*EXERCISE PROMPT*
Read through the records below and copy each line that uses the word "color".

## Begin

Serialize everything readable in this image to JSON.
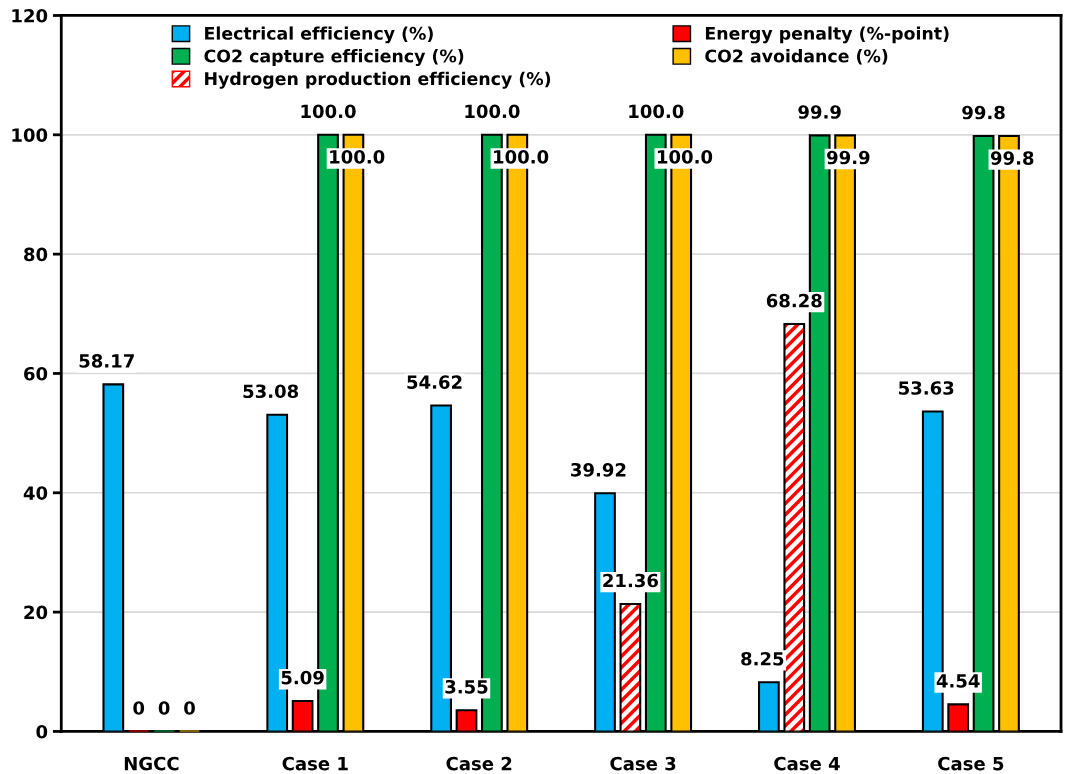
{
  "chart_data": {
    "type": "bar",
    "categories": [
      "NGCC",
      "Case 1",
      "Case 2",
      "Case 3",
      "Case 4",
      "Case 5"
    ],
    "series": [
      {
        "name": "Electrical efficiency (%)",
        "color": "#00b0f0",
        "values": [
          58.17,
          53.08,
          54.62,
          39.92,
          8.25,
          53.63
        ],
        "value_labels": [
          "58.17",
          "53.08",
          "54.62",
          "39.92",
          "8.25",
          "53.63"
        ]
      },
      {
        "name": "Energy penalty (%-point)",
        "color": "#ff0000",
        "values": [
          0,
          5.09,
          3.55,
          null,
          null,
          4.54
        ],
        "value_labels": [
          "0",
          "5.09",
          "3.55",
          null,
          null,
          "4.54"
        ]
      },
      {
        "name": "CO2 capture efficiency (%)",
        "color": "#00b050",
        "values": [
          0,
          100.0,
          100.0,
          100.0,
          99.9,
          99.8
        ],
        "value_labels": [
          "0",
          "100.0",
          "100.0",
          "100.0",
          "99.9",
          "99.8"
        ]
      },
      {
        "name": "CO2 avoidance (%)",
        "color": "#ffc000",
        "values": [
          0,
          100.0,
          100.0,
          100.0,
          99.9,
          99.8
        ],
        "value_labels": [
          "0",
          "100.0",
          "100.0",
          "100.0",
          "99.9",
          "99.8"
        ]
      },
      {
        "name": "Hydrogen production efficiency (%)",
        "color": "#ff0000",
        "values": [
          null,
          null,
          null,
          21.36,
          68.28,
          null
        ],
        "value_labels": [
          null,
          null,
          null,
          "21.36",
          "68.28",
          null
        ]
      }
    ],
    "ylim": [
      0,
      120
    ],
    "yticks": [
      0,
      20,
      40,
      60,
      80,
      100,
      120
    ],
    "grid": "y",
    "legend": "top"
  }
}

## End

*OUTPUT OF THE TASK*
        "color": "#00b0f0",
        "color": "#ff0000",
        "color": "#00b050",
        "color": "#ffc000",
        "color": "#ff0000",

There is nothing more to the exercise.